▶ [Text]:
----------------

High-Availability comes with some impact on your architecture choices, in particular when applied to RDBMS such as Postgres. One such impact is the idea of a failover. When implementing database HA, it is usually expected that both the service and the data are maintained available in the face of operational faults. The most common way to implement resilience includes automated (or manual) failover, where a new primary is elected among a list of standby nodes.

In other words, as soon as Postgres High-Availability is implemented, the roles of your Postgres nodes are dynamic. The fact that a given node is a primary or a standby at any given point in time ceases to be relevant to understanding your architecture. In fact, the only thing that’s now given about the role of a node is that it will change. Otherwise you don’t have failover capability, and then, you probably don’t have HA in the first place, right?

In this article we are going to try and understand what having dynamic roles for Postgres nodes in a HA system means.

Postgres HA setup: nodes and roles

Postgres instances default to being independent primary nodes. When provisionning a standby node a specific setup is required, that depends on Postgres version. Starting with Postgres 12 a standby.signal file is required, and before that it used to be the recovery.conf file.

Some of the Postgres configuration file settings only apply to the recovery mechanisms that are used either when doing PITR or when running a standby node. Those settings used to be managed in their own configuration file, and from Postgres 12 onwards those settings can be set in the main postgresql.conf file.

So with recent versions of Postgres, the exact same postgresql.conf can be shipped to all the nodes. The presence of the standby.conf file determines if a node is asked to start as a primary node or as a standby node.

Reversing that choice is not easy with Postgres. In most cases pg_rewind is necessary, and that in turn requires that the instance was shutdown properly.

With that we can see that in Postgres core itself the idea that an instance role should be dynamic is not well ingrained in the software. That’s the first reason why a failover management software is needed.

Roles are dynamic

When implementing Postgres HA, the only reason why standby nodes are provisioned and deployed is so that they may be elected as a primary if needed. So by definition, the role of a specific node is dynamic. A node could be a server, a VM, a pod, a container, or maybe even something else.

At the initial provisioning stage, one node must be selected as the current primary, and that’s where we run pg_ctl initdb. Other nodes in the same cluster — or formation, as the cluster name is overloaded in the Postgres glossary already — are going to be standby nodes and initialised using pg_basebackup, typically.

----------------

▶ [Records for this task]:
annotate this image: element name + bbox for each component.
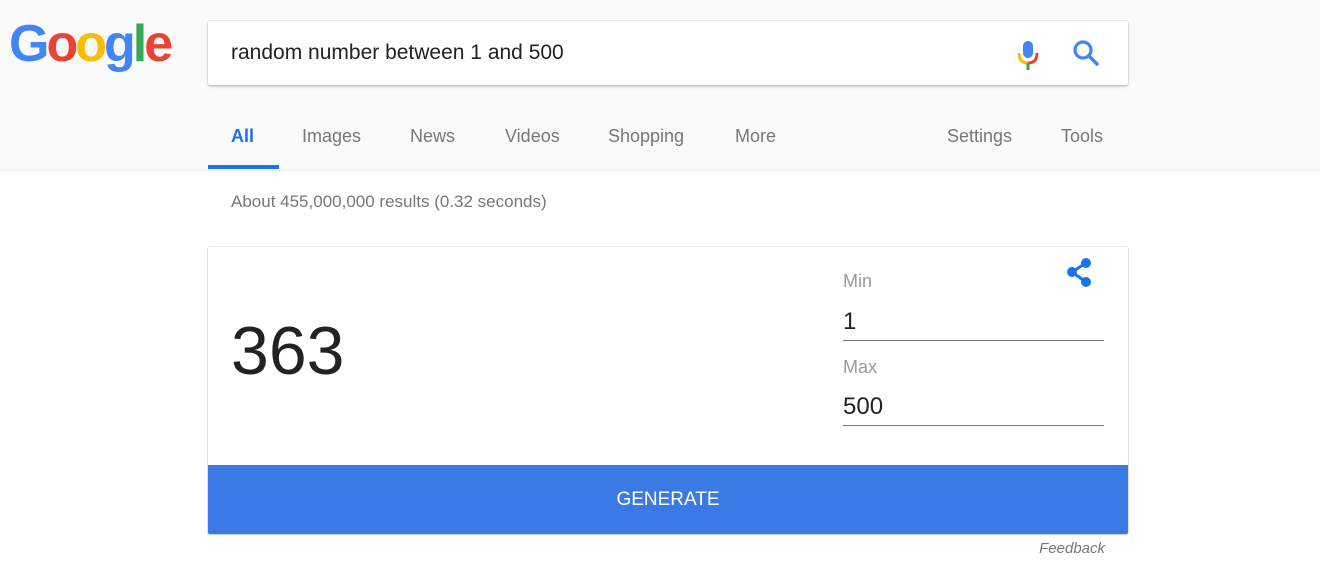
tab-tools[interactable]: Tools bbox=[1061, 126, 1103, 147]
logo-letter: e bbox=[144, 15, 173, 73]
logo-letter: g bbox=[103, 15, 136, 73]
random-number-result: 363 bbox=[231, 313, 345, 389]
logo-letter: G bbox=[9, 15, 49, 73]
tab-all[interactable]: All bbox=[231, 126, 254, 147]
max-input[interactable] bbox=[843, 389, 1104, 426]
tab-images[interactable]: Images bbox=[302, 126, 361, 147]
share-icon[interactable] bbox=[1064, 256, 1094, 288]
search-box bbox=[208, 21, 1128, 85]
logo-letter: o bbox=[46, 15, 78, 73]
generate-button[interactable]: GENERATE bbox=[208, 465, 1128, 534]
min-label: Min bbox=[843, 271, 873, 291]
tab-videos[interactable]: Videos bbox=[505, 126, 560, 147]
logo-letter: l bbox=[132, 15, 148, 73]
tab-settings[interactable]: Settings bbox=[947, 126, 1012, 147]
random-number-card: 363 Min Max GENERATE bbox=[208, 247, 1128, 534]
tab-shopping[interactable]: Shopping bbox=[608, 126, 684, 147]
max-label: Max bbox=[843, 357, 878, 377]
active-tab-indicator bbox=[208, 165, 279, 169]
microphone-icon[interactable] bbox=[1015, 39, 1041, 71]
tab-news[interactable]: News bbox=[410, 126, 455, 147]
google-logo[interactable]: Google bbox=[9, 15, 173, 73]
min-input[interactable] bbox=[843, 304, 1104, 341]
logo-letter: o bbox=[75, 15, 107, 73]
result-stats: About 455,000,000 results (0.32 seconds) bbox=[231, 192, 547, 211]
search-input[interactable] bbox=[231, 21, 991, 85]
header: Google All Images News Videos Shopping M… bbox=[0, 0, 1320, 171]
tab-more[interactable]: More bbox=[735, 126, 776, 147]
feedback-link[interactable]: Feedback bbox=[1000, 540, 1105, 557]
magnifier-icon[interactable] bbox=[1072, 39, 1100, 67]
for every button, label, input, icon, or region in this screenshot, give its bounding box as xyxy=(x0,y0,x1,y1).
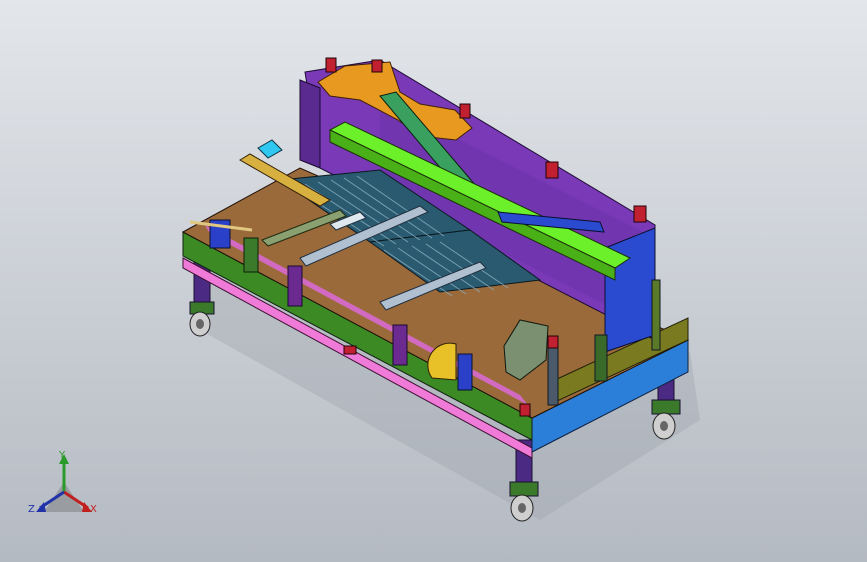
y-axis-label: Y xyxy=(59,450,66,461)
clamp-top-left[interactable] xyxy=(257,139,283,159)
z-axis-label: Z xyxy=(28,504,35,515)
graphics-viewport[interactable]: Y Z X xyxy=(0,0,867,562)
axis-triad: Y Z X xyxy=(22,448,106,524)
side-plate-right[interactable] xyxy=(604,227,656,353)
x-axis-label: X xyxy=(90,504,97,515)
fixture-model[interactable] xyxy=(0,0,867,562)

----------------

▶ [Tasks]:
a) Reproduce, unchanged, the rows starting with the line that contains "tab-tools[interactable]: Tools bbox=[1061, 126, 1103, 147]" and going on through the line that contains "tab-images[interactable]: Images bbox=[302, 126, 361, 147]".
b) Keep writing the article on Postgres high availability, picking up right after its final sentence.
The article on Postgres high availability and the rows were taken from separate, unrelated sources.

▶ [Task-by-task answers]:
a)
tab-tools[interactable]: Tools bbox=[1061, 126, 1103, 147]
logo-letter: e bbox=[144, 15, 173, 73]
logo-letter: g bbox=[103, 15, 136, 73]
random-number-result: 363 bbox=[231, 313, 345, 389]
logo-letter: G bbox=[9, 15, 49, 73]
tab-all[interactable]: All bbox=[231, 126, 254, 147]
max-input[interactable] bbox=[843, 389, 1104, 426]
tab-images[interactable]: Images bbox=[302, 126, 361, 147]

b)
Then if the current primary node fails or becomes unavailable for a long enough time to trigger a topology change, one of the standby nodes should be promoted to be the new primary. It is possible to use pg_ctl promote to implement this step, and the Postgres setup must also be edited so that a further restart down the line allows the node to restart as a primary still.

Also the other standby nodes must be reconfigured to use the new primary as their upstream replication source. Editing the primary_conninfo setting in Postgres requires a restart until Postgres 12 included, and can be changed with a reload starting with Postgres 13.

When the former primary node gets back to being available — maybe that was just a spurious reboot after all, or a maintenance operation that didn’t go by the book, as it happens sometimes — well then it may re-join the formation as a standby to the current primary. For that to happen it’s necessary to use pg_rewind, and in some cases even this tool will fail to re-join. In that case it might be necessary to resort to using pg_basebackup or another means (such as restoring a backup) to fetch a full copy of PGDATA all over again.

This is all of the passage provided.